#### WHAT THE TASK ASKS:
Check each line of the material below, and copy it if it holds the string "into".

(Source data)
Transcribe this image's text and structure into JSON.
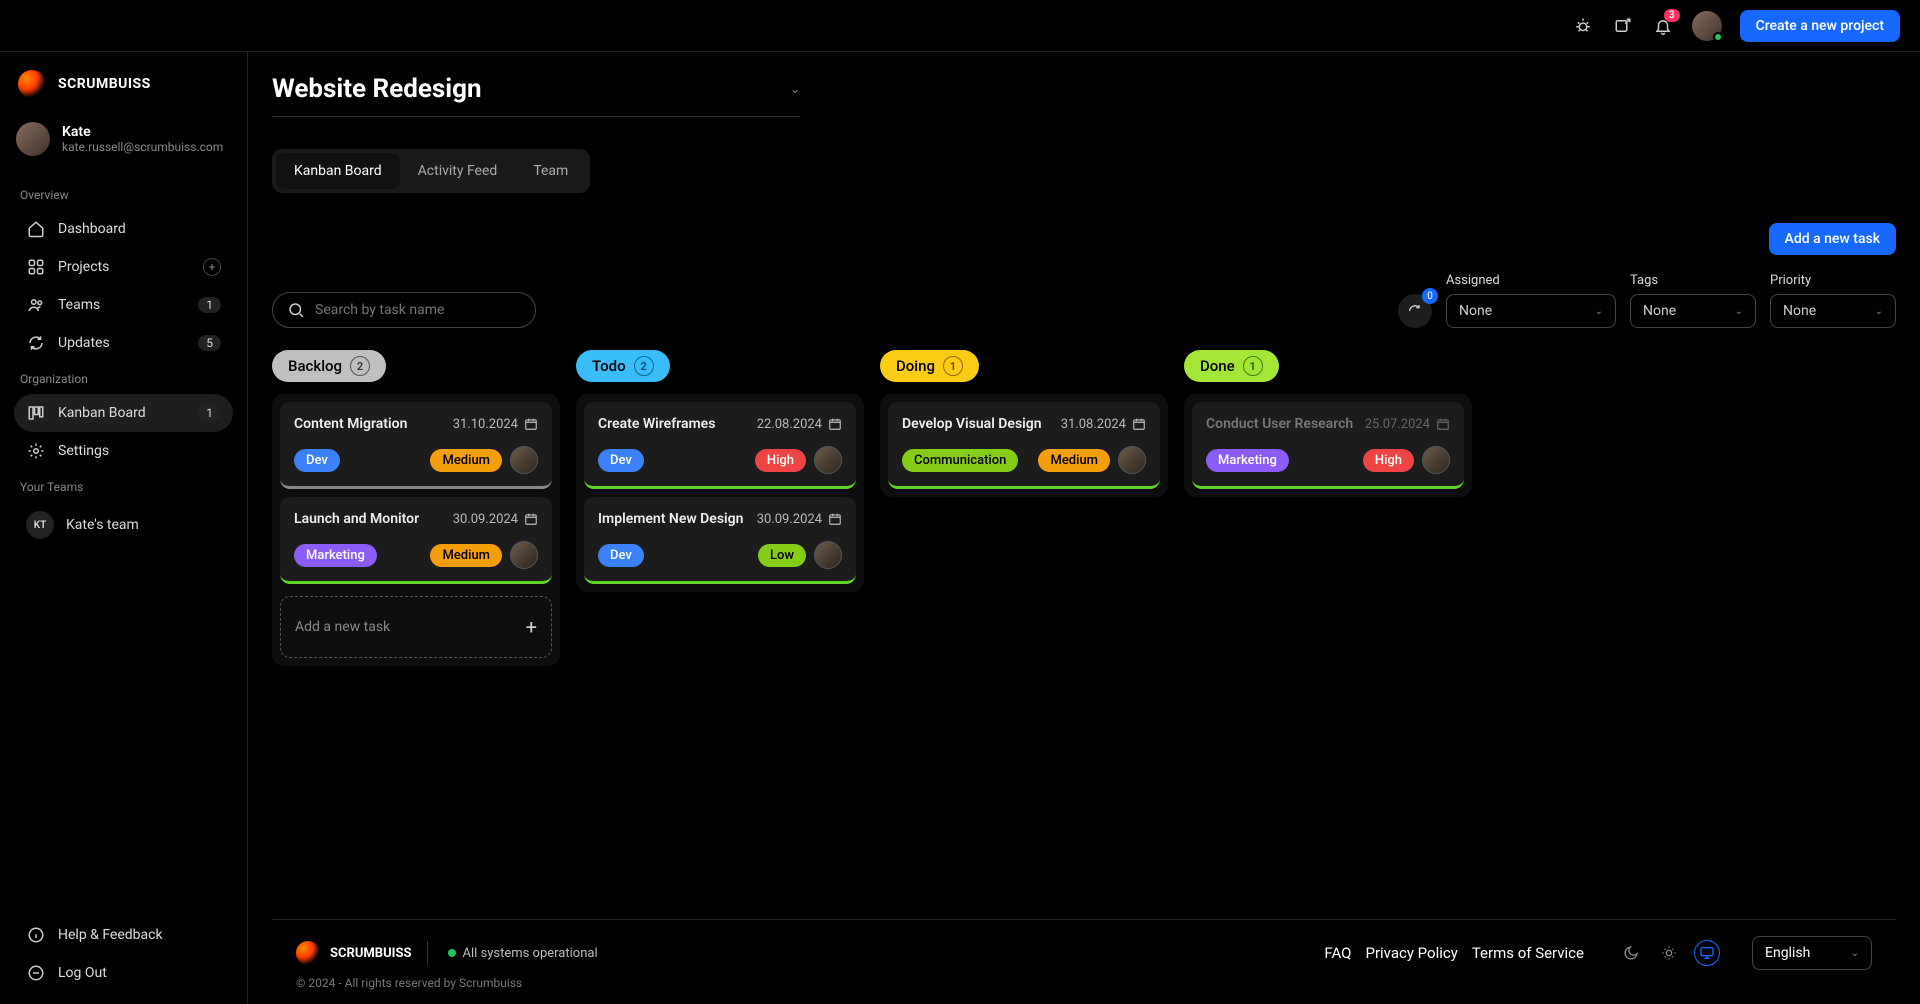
{
  "header": {
    "notif_count": "3",
    "create_project": "Create a new project"
  },
  "brand": {
    "name": "SCRUMBUISS"
  },
  "user": {
    "name": "Kate",
    "email": "kate.russell@scrumbuiss.com"
  },
  "sections": {
    "overview": "Overview",
    "organization": "Organization",
    "your_teams": "Your Teams"
  },
  "nav": {
    "dashboard": "Dashboard",
    "projects": "Projects",
    "teams": "Teams",
    "teams_count": "1",
    "updates": "Updates",
    "updates_count": "5",
    "kanban": "Kanban Board",
    "kanban_count": "1",
    "settings": "Settings",
    "team1_short": "KT",
    "team1": "Kate's team",
    "help": "Help & Feedback",
    "logout": "Log Out"
  },
  "project": {
    "title": "Website Redesign"
  },
  "tabs": {
    "kanban": "Kanban Board",
    "activity": "Activity Feed",
    "team": "Team"
  },
  "buttons": {
    "add_task": "Add a new task",
    "add_task_card": "Add a new task"
  },
  "search": {
    "placeholder": "Search by task name"
  },
  "refresh_count": "0",
  "filters": {
    "assigned_label": "Assigned",
    "assigned_value": "None",
    "tags_label": "Tags",
    "tags_value": "None",
    "priority_label": "Priority",
    "priority_value": "None"
  },
  "columns": {
    "backlog": {
      "label": "Backlog",
      "count": "2"
    },
    "todo": {
      "label": "Todo",
      "count": "2"
    },
    "doing": {
      "label": "Doing",
      "count": "1"
    },
    "done": {
      "label": "Done",
      "count": "1"
    }
  },
  "cards": {
    "c1": {
      "title": "Content Migration",
      "date": "31.10.2024",
      "tag": "Dev",
      "priority": "Medium"
    },
    "c2": {
      "title": "Launch and Monitor",
      "date": "30.09.2024",
      "tag": "Marketing",
      "priority": "Medium"
    },
    "c3": {
      "title": "Create Wireframes",
      "date": "22.08.2024",
      "tag": "Dev",
      "priority": "High"
    },
    "c4": {
      "title": "Implement New Design",
      "date": "30.09.2024",
      "tag": "Dev",
      "priority": "Low"
    },
    "c5": {
      "title": "Develop Visual Design",
      "date": "31.08.2024",
      "tag": "Communication",
      "priority": "Medium"
    },
    "c6": {
      "title": "Conduct User Research",
      "date": "25.07.2024",
      "tag": "Marketing",
      "priority": "High"
    }
  },
  "footer": {
    "brand": "SCRUMBUISS",
    "status": "All systems operational",
    "faq": "FAQ",
    "privacy": "Privacy Policy",
    "terms": "Terms of Service",
    "language": "English",
    "copyright": "© 2024 - All rights reserved by Scrumbuiss"
  }
}
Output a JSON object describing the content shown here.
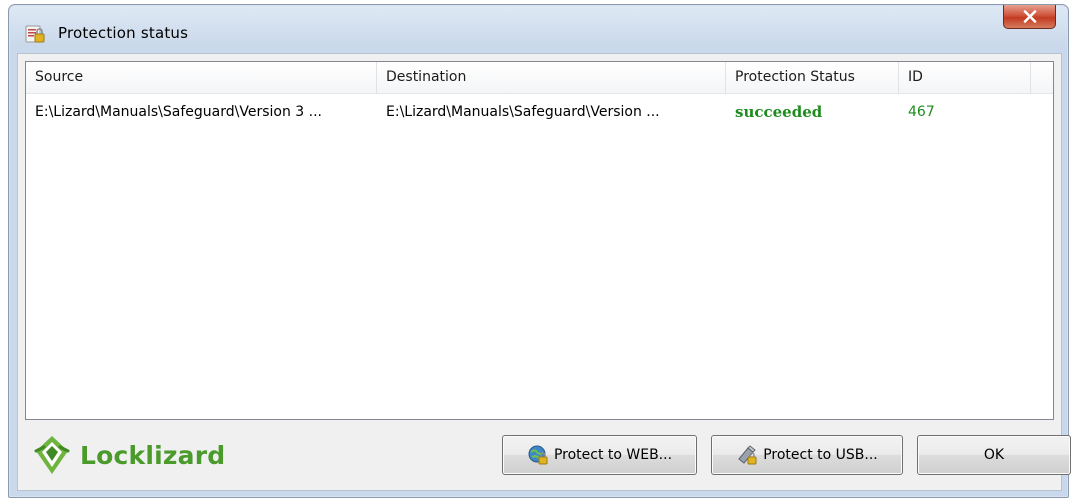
{
  "window": {
    "title": "Protection status",
    "close_label": "X"
  },
  "table": {
    "columns": [
      "Source",
      "Destination",
      "Protection Status",
      "ID"
    ],
    "rows": [
      {
        "source": "E:\\Lizard\\Manuals\\Safeguard\\Version 3 ...",
        "destination": "E:\\Lizard\\Manuals\\Safeguard\\Version ...",
        "status": "succeeded",
        "id": "467"
      }
    ]
  },
  "footer": {
    "logo_text": "Locklizard",
    "buttons": {
      "web": "Protect to WEB...",
      "usb": "Protect to USB...",
      "ok": "OK"
    }
  },
  "colors": {
    "success": "#1d8c1d",
    "brand": "#4a9a2c",
    "close": "#c33b22"
  },
  "icons": {
    "title": "shield-lock-icon",
    "web": "globe-lock-icon",
    "usb": "usb-lock-icon",
    "logo": "lizard-logo-icon"
  }
}
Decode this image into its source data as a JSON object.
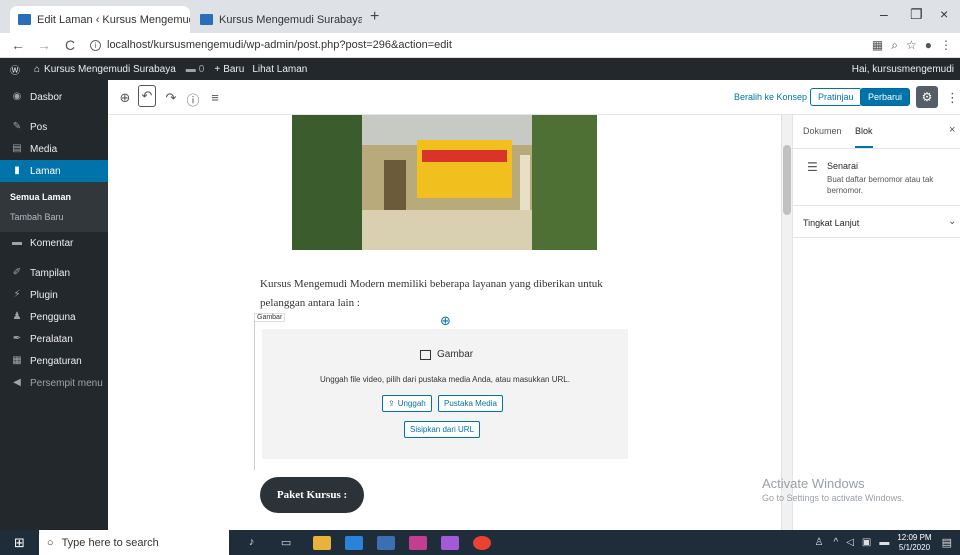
{
  "browser": {
    "tabs": [
      {
        "title": "Edit Laman ‹ Kursus Mengemudi",
        "close": "×"
      },
      {
        "title": "Kursus Mengemudi Surabaya",
        "close": "×"
      }
    ],
    "new_tab": "+",
    "window": {
      "minimize": "–",
      "restore": "❐",
      "close": "×"
    },
    "url": "localhost/kursusmengemudi/wp-admin/post.php?post=296&action=edit"
  },
  "adminbar": {
    "site": "Kursus Mengemudi Surabaya",
    "comments": "0",
    "new": "Baru",
    "view": "Lihat Laman",
    "greeting": "Hai, kursusmengemudi"
  },
  "sidebar": {
    "items": [
      {
        "label": "Dasbor"
      },
      {
        "label": "Pos"
      },
      {
        "label": "Media"
      },
      {
        "label": "Laman"
      },
      {
        "label": "Komentar"
      },
      {
        "label": "Tampilan"
      },
      {
        "label": "Plugin"
      },
      {
        "label": "Pengguna"
      },
      {
        "label": "Peralatan"
      },
      {
        "label": "Pengaturan"
      },
      {
        "label": "Persempit menu"
      }
    ],
    "sub": [
      "Semua Laman",
      "Tambah Baru"
    ]
  },
  "editor": {
    "switch_draft": "Beralih ke Konsep",
    "preview": "Pratinjau",
    "update": "Perbarui",
    "paragraph": "Kursus Mengemudi Modern memiliki beberapa layanan yang diberikan untuk pelanggan antara lain :",
    "block_label": "Gambar",
    "placeholder_title": "Gambar",
    "placeholder_desc": "Unggah file video, pilih dari pustaka media Anda, atau masukkan URL.",
    "upload": "Unggah",
    "media_library": "Pustaka Media",
    "insert_url": "Sisipkan dari URL",
    "heading_button": "Paket Kursus :"
  },
  "panel": {
    "tab_document": "Dokumen",
    "tab_block": "Blok",
    "block_name": "Senarai",
    "block_desc": "Buat daftar bernomor atau tak bernomor.",
    "advanced": "Tingkat Lanjut"
  },
  "watermark": {
    "title": "Activate Windows",
    "sub": "Go to Settings to activate Windows."
  },
  "taskbar": {
    "search": "Type here to search",
    "time": "12:09 PM",
    "date": "5/1/2020"
  },
  "colors": {
    "wp_blue": "#0073aa",
    "admin_dark": "#23282d",
    "taskbar": "#1f2d3a"
  }
}
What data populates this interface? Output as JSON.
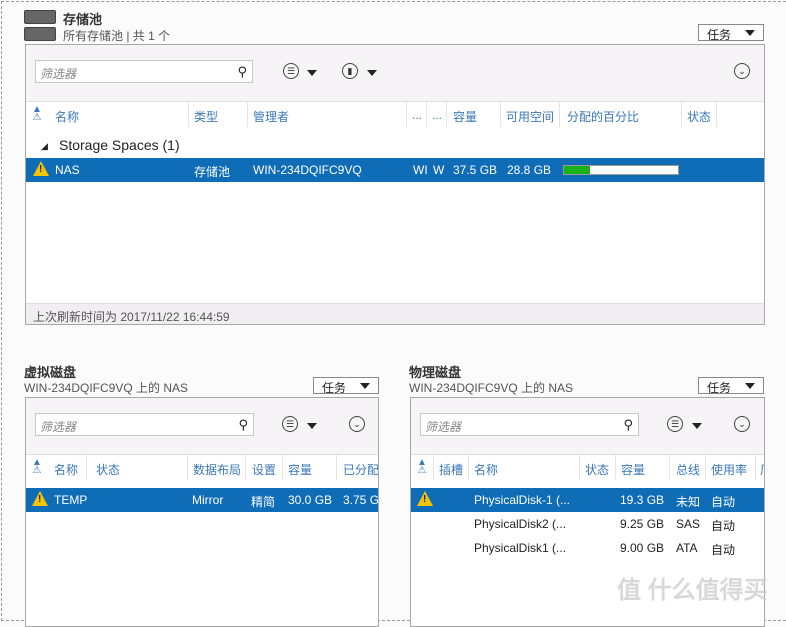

#### WRITTEN REPLY:
Transcribe this image's text and structure into JSON.
Decode this image into its source data as a JSON object.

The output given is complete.